===== Supplied information

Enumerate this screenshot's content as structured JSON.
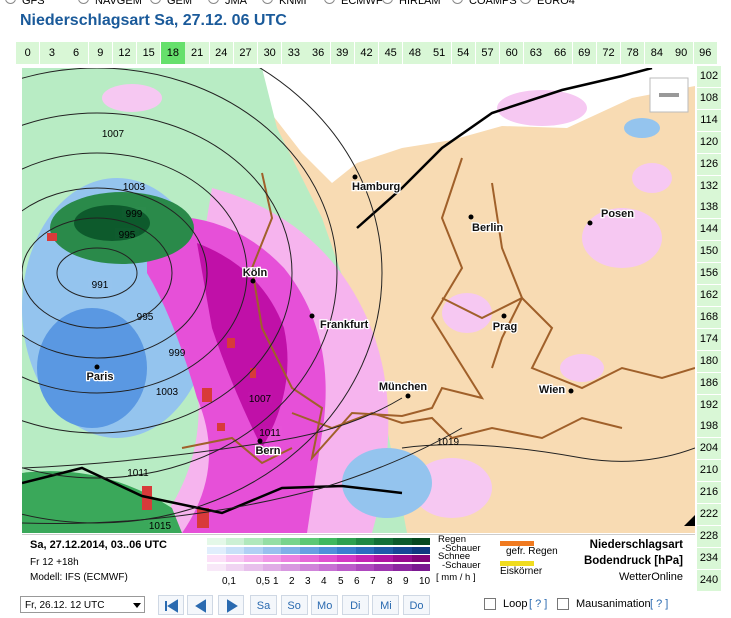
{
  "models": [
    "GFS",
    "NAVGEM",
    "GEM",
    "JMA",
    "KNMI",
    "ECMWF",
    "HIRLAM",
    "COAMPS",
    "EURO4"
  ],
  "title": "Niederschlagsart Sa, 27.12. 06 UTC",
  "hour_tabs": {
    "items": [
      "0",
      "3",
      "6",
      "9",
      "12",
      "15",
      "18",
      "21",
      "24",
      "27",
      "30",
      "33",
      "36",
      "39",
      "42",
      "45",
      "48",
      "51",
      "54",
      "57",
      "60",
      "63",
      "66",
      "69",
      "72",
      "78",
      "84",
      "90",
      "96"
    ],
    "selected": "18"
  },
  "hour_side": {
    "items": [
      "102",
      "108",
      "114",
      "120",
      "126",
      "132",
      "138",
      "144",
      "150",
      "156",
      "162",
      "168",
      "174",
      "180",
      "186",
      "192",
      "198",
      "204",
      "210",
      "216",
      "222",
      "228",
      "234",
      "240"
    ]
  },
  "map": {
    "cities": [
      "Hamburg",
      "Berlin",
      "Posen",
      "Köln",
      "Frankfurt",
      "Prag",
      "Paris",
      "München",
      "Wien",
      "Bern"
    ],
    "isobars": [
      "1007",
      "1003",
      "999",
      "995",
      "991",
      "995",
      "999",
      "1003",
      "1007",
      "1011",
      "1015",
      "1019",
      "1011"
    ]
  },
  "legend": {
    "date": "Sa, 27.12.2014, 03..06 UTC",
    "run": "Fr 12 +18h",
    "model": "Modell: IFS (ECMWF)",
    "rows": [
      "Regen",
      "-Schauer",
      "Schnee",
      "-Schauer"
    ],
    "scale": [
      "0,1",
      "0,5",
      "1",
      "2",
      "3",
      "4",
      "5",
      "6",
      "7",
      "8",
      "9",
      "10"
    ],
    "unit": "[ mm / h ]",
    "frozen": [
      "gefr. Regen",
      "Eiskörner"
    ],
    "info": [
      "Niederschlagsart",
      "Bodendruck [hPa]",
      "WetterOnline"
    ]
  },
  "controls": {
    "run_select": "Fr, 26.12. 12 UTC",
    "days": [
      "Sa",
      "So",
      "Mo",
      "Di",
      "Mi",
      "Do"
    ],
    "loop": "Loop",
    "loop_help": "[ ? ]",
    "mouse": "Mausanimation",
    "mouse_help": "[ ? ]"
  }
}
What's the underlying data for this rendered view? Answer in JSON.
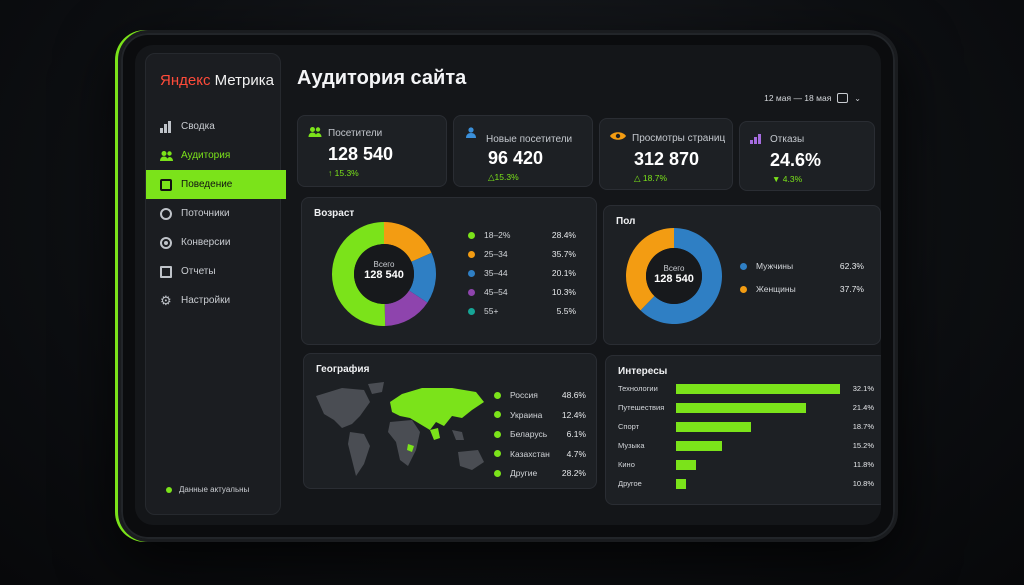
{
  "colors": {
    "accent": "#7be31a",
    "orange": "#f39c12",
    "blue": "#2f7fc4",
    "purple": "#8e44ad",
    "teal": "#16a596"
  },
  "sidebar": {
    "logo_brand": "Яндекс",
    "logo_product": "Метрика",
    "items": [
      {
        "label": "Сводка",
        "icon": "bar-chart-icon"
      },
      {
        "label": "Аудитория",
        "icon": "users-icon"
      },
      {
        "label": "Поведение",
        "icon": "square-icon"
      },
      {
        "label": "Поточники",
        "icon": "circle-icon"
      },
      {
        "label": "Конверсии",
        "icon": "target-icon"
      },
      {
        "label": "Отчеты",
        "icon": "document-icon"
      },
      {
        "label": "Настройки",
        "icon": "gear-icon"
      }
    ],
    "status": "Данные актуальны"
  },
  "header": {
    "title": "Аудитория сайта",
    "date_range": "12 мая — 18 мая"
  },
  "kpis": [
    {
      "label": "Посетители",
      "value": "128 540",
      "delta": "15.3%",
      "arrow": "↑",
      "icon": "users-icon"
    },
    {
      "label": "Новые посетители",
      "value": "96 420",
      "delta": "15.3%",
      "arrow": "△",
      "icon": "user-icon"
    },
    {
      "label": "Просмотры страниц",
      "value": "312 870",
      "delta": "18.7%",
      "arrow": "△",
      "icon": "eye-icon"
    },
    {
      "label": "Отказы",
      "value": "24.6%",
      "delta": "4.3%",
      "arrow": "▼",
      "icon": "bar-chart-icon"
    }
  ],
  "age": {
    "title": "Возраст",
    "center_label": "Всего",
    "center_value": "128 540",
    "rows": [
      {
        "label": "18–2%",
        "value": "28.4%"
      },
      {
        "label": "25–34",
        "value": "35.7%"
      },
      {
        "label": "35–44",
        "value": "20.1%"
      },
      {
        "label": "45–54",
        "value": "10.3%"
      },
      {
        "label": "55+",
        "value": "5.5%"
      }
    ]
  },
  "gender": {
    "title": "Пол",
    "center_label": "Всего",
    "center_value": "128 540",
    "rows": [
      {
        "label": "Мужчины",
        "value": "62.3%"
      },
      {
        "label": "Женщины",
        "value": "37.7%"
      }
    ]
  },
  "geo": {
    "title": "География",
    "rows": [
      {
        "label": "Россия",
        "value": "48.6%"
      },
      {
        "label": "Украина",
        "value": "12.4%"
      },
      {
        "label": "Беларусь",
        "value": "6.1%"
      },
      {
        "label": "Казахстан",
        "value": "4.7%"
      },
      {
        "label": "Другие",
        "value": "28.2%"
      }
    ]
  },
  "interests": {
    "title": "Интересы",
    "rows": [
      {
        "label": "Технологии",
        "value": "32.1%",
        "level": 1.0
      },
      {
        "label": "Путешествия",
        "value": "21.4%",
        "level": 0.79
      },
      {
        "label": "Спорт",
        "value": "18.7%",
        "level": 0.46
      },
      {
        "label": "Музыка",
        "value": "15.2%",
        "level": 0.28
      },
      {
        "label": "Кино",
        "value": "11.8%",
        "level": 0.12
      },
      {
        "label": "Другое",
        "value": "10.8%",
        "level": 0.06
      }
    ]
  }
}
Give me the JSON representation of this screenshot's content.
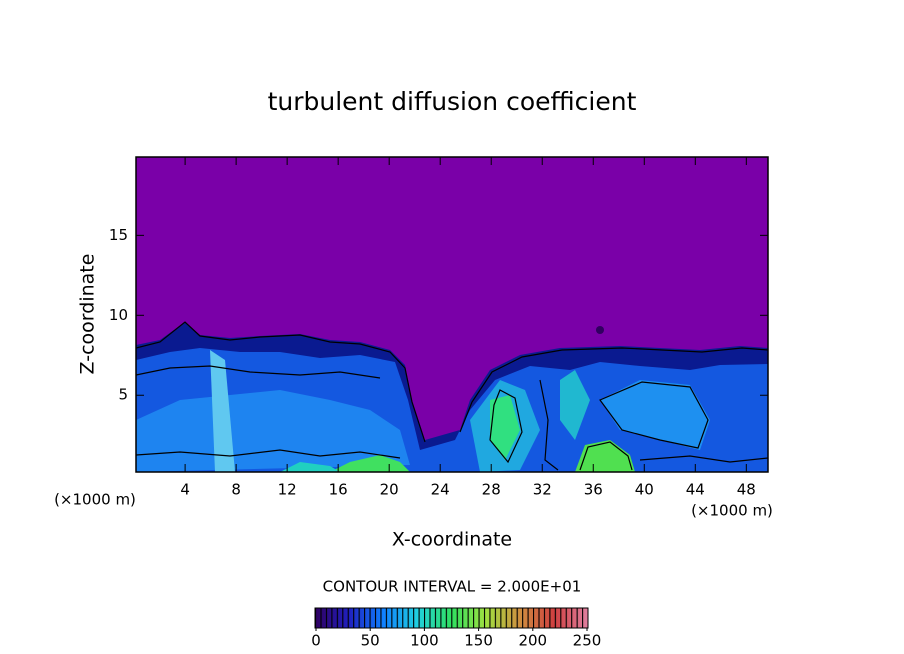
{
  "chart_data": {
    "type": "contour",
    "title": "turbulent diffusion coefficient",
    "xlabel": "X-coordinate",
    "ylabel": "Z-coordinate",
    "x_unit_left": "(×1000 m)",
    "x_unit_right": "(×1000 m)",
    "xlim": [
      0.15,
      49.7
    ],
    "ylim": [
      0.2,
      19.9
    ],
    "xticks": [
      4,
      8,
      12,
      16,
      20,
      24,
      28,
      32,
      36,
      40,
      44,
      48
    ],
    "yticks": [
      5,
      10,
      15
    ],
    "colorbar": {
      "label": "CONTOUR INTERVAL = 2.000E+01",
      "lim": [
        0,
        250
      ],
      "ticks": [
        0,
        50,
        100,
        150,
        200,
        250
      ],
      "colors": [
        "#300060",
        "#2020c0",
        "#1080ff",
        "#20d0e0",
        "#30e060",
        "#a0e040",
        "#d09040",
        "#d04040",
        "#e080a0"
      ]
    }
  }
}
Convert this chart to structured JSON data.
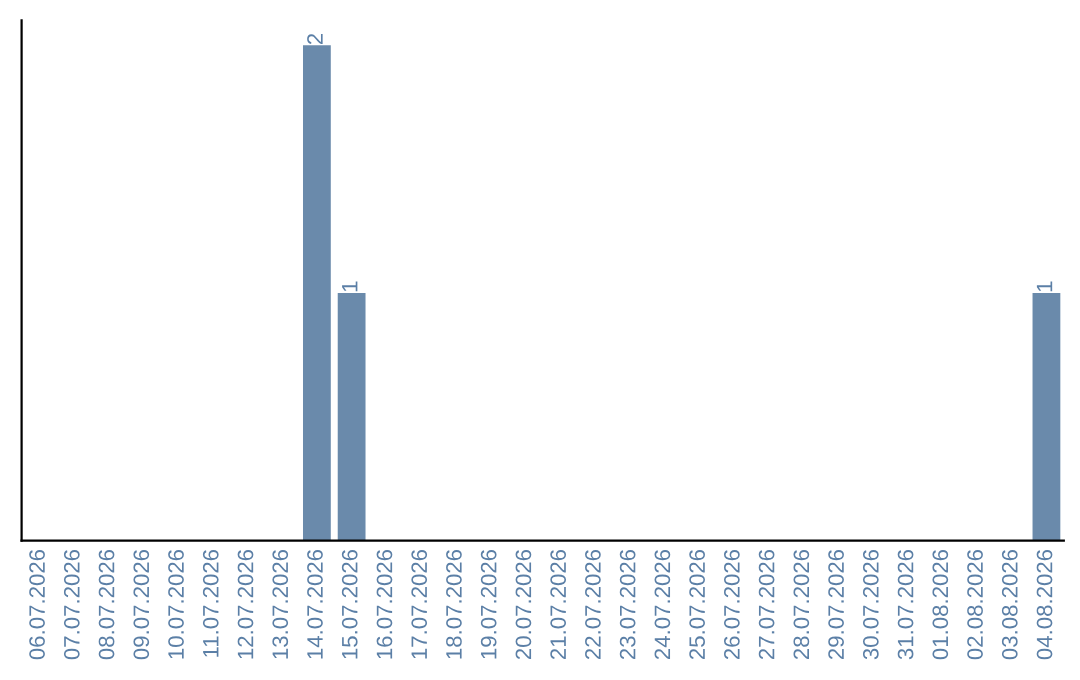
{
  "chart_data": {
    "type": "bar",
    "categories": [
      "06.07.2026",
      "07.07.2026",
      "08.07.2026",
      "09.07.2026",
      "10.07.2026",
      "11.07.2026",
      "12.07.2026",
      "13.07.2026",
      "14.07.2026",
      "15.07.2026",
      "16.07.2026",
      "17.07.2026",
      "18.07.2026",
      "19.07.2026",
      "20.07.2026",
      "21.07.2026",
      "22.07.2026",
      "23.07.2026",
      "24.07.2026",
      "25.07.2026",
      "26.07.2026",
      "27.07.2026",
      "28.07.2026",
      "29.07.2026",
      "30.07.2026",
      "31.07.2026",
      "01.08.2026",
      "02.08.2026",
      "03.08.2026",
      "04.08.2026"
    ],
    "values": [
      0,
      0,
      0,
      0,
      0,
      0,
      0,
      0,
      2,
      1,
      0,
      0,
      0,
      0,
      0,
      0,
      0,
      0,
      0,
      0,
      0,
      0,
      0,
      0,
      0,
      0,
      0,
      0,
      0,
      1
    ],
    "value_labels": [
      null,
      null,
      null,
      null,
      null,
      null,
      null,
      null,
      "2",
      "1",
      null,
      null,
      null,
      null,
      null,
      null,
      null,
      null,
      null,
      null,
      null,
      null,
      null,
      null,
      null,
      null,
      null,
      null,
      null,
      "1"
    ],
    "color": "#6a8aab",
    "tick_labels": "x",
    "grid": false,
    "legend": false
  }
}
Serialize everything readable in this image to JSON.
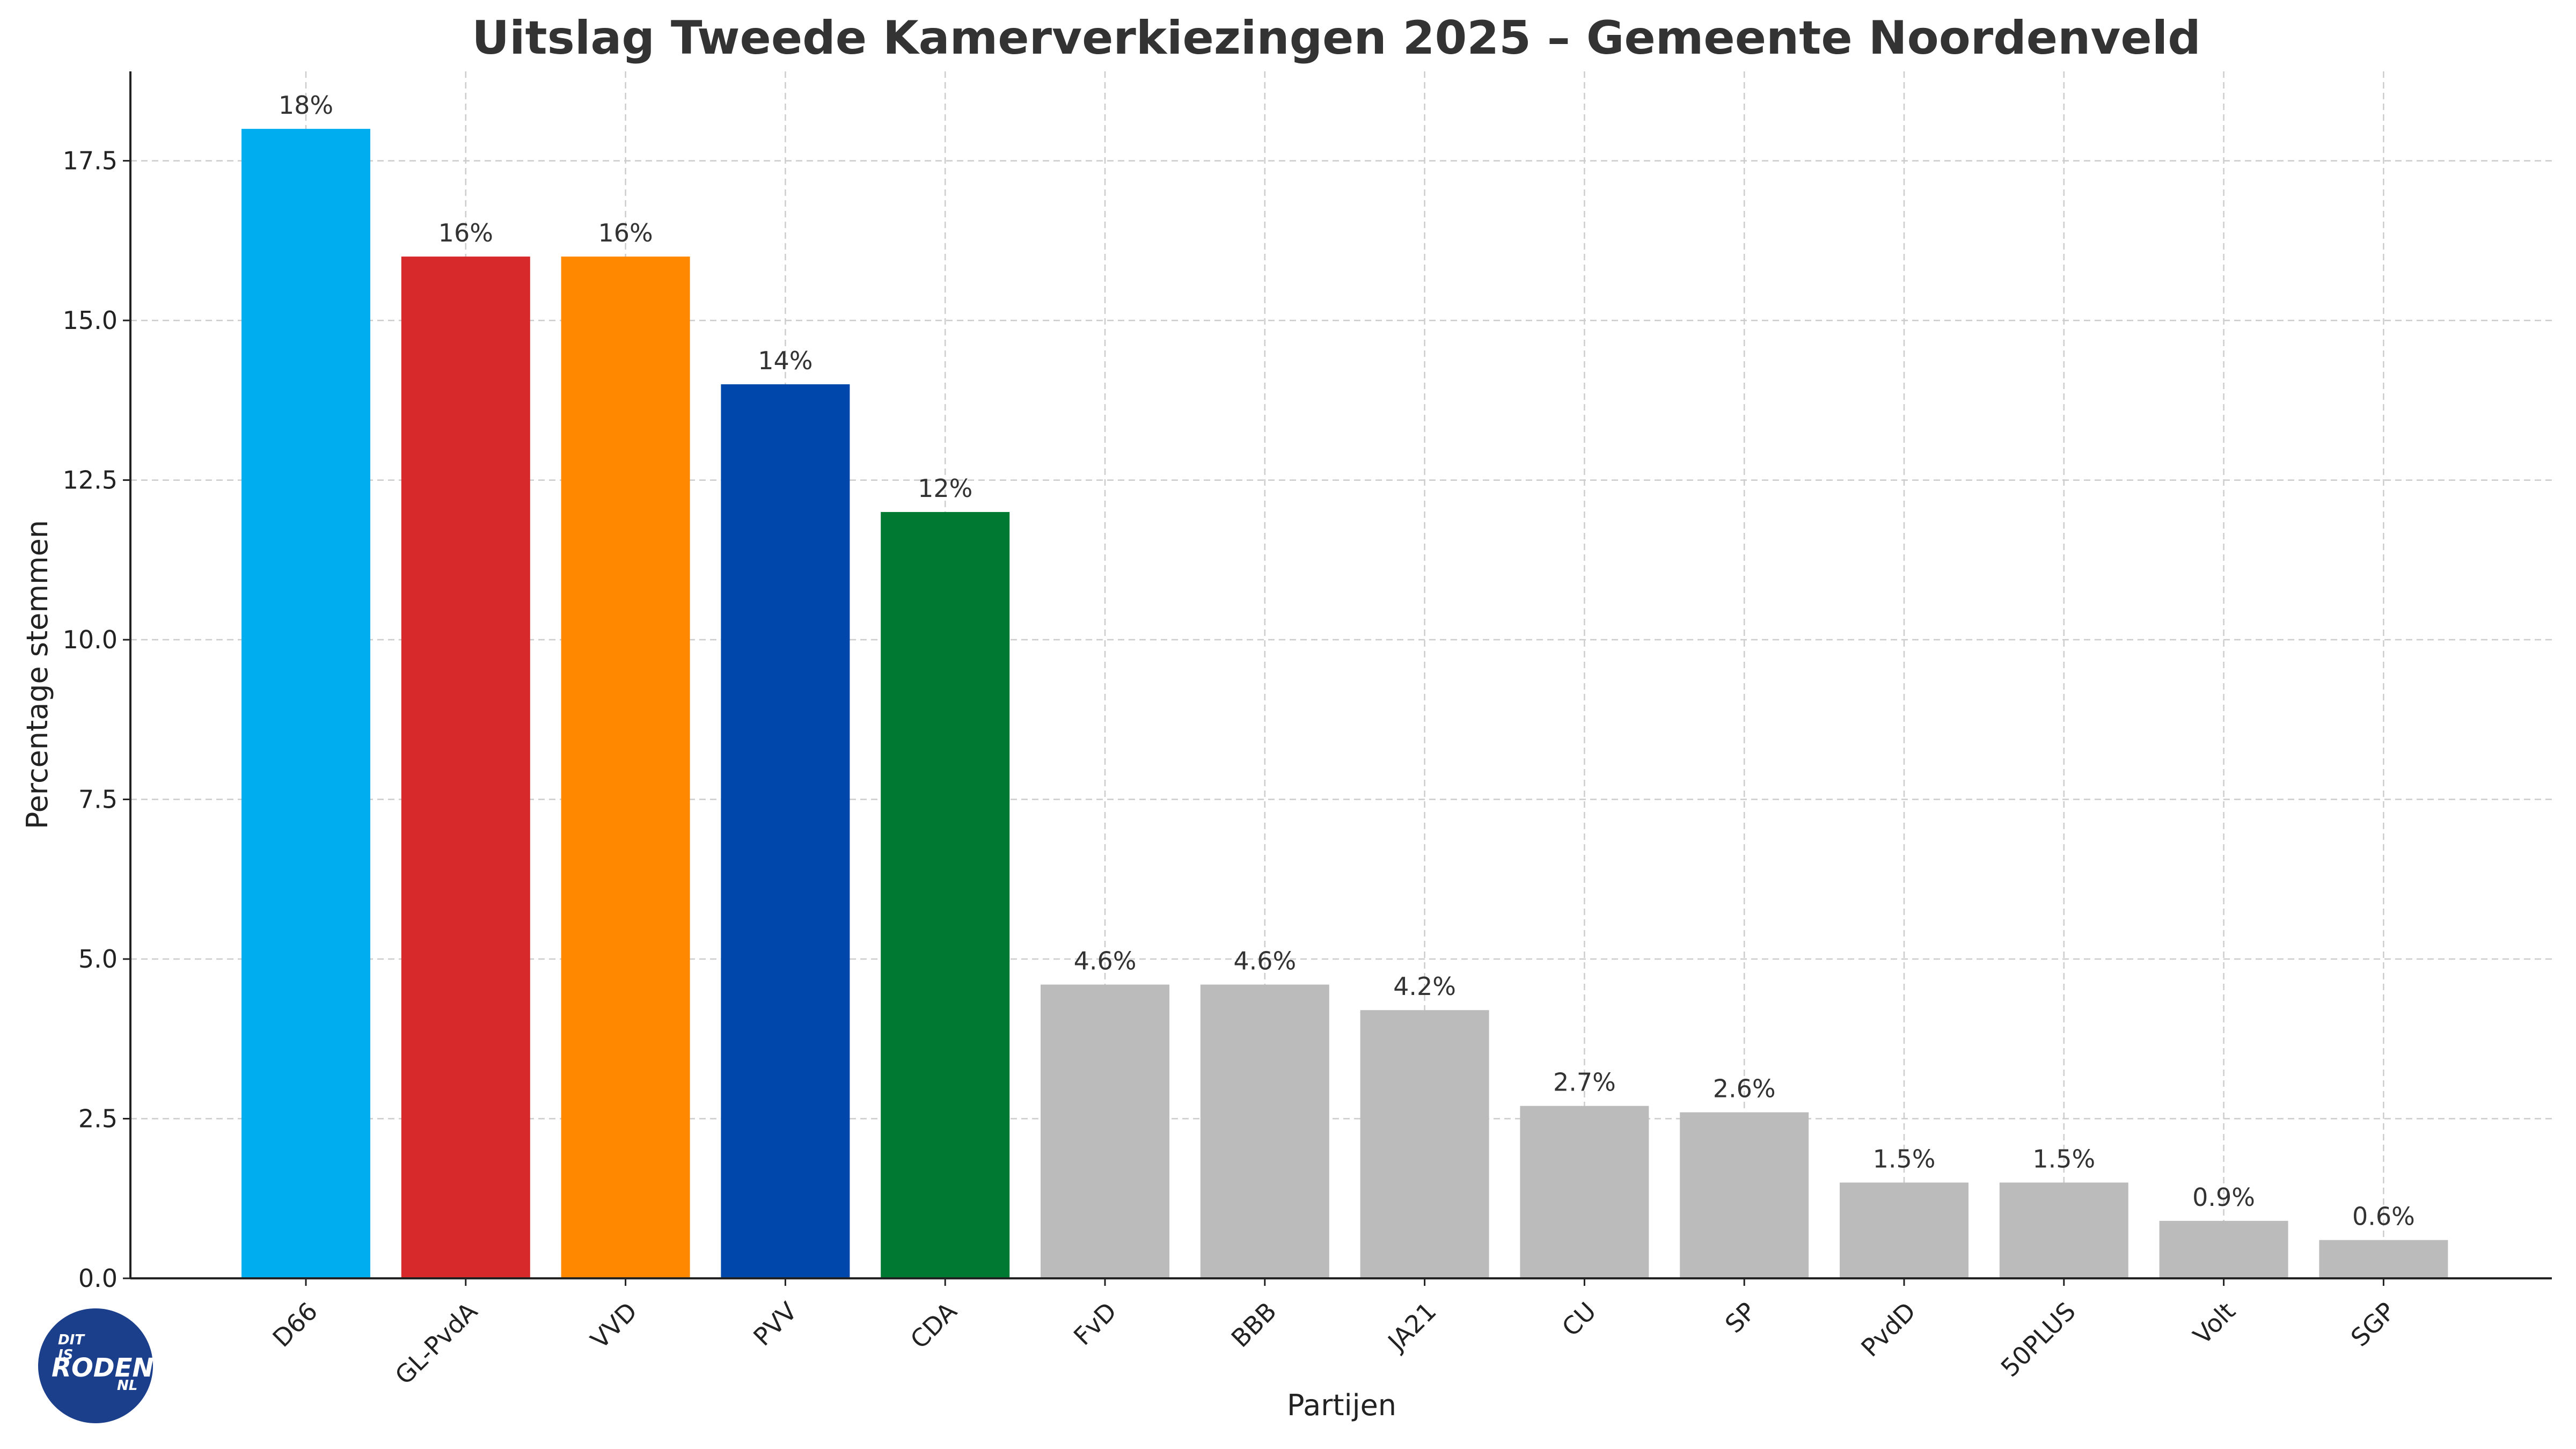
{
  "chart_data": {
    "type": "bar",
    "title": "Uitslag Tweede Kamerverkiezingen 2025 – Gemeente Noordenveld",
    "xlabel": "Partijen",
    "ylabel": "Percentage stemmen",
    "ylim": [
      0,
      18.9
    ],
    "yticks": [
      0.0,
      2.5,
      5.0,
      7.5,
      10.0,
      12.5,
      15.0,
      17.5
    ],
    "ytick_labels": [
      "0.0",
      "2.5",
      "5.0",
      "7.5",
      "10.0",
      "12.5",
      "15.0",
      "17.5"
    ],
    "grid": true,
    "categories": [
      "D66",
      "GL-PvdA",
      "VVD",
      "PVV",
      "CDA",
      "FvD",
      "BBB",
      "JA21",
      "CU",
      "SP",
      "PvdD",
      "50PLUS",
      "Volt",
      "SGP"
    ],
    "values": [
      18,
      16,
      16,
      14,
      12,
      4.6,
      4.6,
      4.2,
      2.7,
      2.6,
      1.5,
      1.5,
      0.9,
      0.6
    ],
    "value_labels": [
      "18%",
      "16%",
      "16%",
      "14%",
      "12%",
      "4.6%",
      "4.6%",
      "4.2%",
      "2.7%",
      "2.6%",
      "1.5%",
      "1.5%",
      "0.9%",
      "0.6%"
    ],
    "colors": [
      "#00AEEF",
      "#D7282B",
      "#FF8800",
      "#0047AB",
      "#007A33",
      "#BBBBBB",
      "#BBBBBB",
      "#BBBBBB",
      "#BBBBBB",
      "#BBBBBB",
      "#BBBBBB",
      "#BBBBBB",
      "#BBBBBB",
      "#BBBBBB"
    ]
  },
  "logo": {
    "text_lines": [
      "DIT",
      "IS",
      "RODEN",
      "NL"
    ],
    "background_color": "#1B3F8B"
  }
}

==========

Task brief
Report all lines of the material that contain the word "coordinate".

Task solution
    "xlabel": "X-coordinate",
    "ylabel": "Z-coordinate",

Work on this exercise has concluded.